_WORK REQUIRED:_ Set down the material below word for word, excluding the pictures.

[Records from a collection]

______

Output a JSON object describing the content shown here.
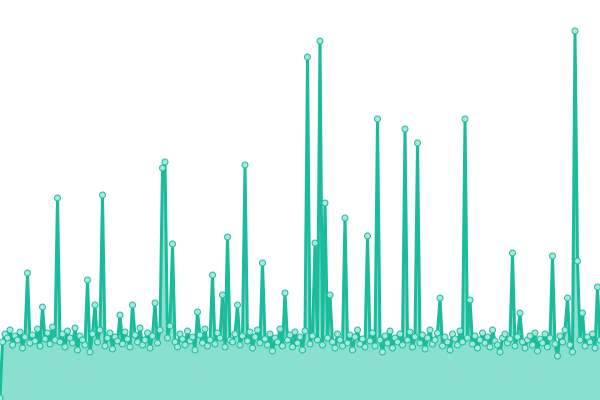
{
  "chart_data": {
    "type": "area",
    "title": "",
    "xlabel": "",
    "ylabel": "",
    "ylim": [
      0,
      400
    ],
    "grid": false,
    "legend": "none",
    "colors": {
      "line": "#1abc9c",
      "fill": "#8ae0cf",
      "marker_fill": "#a6e9dc",
      "marker_stroke": "#1abc9c"
    },
    "series": [
      {
        "values": [
          2,
          58,
          66,
          62,
          70,
          55,
          64,
          60,
          68,
          52,
          63,
          127,
          57,
          65,
          59,
          71,
          54,
          93,
          61,
          67,
          56,
          73,
          60,
          202,
          58,
          66,
          53,
          69,
          62,
          57,
          72,
          50,
          64,
          60,
          55,
          120,
          48,
          66,
          95,
          58,
          70,
          205,
          54,
          62,
          67,
          51,
          63,
          59,
          85,
          56,
          68,
          61,
          53,
          95,
          65,
          58,
          72,
          55,
          60,
          67,
          52,
          64,
          97,
          57,
          70,
          232,
          238,
          62,
          74,
          156,
          58,
          53,
          66,
          61,
          55,
          69,
          59,
          63,
          50,
          88,
          65,
          57,
          71,
          54,
          60,
          125,
          56,
          67,
          62,
          105,
          53,
          163,
          60,
          58,
          66,
          95,
          55,
          64,
          235,
          59,
          68,
          52,
          63,
          70,
          57,
          137,
          61,
          55,
          66,
          49,
          62,
          58,
          71,
          54,
          107,
          60,
          65,
          53,
          68,
          57,
          63,
          50,
          69,
          343,
          56,
          64,
          157,
          60,
          359,
          55,
          197,
          62,
          105,
          58,
          52,
          66,
          60,
          54,
          182,
          57,
          65,
          50,
          63,
          70,
          56,
          61,
          53,
          164,
          59,
          67,
          54,
          281,
          60,
          48,
          64,
          57,
          69,
          52,
          62,
          58,
          66,
          55,
          271,
          60,
          68,
          53,
          63,
          257,
          57,
          65,
          51,
          62,
          70,
          56,
          60,
          67,
          102,
          54,
          63,
          58,
          50,
          66,
          61,
          55,
          69,
          58,
          281,
          62,
          100,
          56,
          64,
          52,
          60,
          67,
          57,
          63,
          53,
          70,
          59,
          55,
          48,
          62,
          66,
          57,
          61,
          147,
          54,
          63,
          87,
          58,
          52,
          60,
          64,
          55,
          67,
          49,
          61,
          57,
          66,
          53,
          62,
          144,
          56,
          44,
          64,
          58,
          70,
          102,
          55,
          48,
          369,
          139,
          60,
          87,
          54,
          63,
          58,
          66,
          52,
          113,
          60
        ]
      }
    ]
  }
}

______

_FULL RESPONSE:_
Output a JSON object describing the content shown here.
{
  "chart_data": {
    "type": "area",
    "title": "",
    "xlabel": "",
    "ylabel": "",
    "ylim": [
      0,
      400
    ],
    "grid": false,
    "legend": "none",
    "colors": {
      "line": "#1abc9c",
      "fill": "#8ae0cf",
      "marker_fill": "#a6e9dc",
      "marker_stroke": "#1abc9c"
    },
    "series": [
      {
        "values": [
          2,
          58,
          66,
          62,
          70,
          55,
          64,
          60,
          68,
          52,
          63,
          127,
          57,
          65,
          59,
          71,
          54,
          93,
          61,
          67,
          56,
          73,
          60,
          202,
          58,
          66,
          53,
          69,
          62,
          57,
          72,
          50,
          64,
          60,
          55,
          120,
          48,
          66,
          95,
          58,
          70,
          205,
          54,
          62,
          67,
          51,
          63,
          59,
          85,
          56,
          68,
          61,
          53,
          95,
          65,
          58,
          72,
          55,
          60,
          67,
          52,
          64,
          97,
          57,
          70,
          232,
          238,
          62,
          74,
          156,
          58,
          53,
          66,
          61,
          55,
          69,
          59,
          63,
          50,
          88,
          65,
          57,
          71,
          54,
          60,
          125,
          56,
          67,
          62,
          105,
          53,
          163,
          60,
          58,
          66,
          95,
          55,
          64,
          235,
          59,
          68,
          52,
          63,
          70,
          57,
          137,
          61,
          55,
          66,
          49,
          62,
          58,
          71,
          54,
          107,
          60,
          65,
          53,
          68,
          57,
          63,
          50,
          69,
          343,
          56,
          64,
          157,
          60,
          359,
          55,
          197,
          62,
          105,
          58,
          52,
          66,
          60,
          54,
          182,
          57,
          65,
          50,
          63,
          70,
          56,
          61,
          53,
          164,
          59,
          67,
          54,
          281,
          60,
          48,
          64,
          57,
          69,
          52,
          62,
          58,
          66,
          55,
          271,
          60,
          68,
          53,
          63,
          257,
          57,
          65,
          51,
          62,
          70,
          56,
          60,
          67,
          102,
          54,
          63,
          58,
          50,
          66,
          61,
          55,
          69,
          58,
          281,
          62,
          100,
          56,
          64,
          52,
          60,
          67,
          57,
          63,
          53,
          70,
          59,
          55,
          48,
          62,
          66,
          57,
          61,
          147,
          54,
          63,
          87,
          58,
          52,
          60,
          64,
          55,
          67,
          49,
          61,
          57,
          66,
          53,
          62,
          144,
          56,
          44,
          64,
          58,
          70,
          102,
          55,
          48,
          369,
          139,
          60,
          87,
          54,
          63,
          58,
          66,
          52,
          113,
          60
        ]
      }
    ]
  }
}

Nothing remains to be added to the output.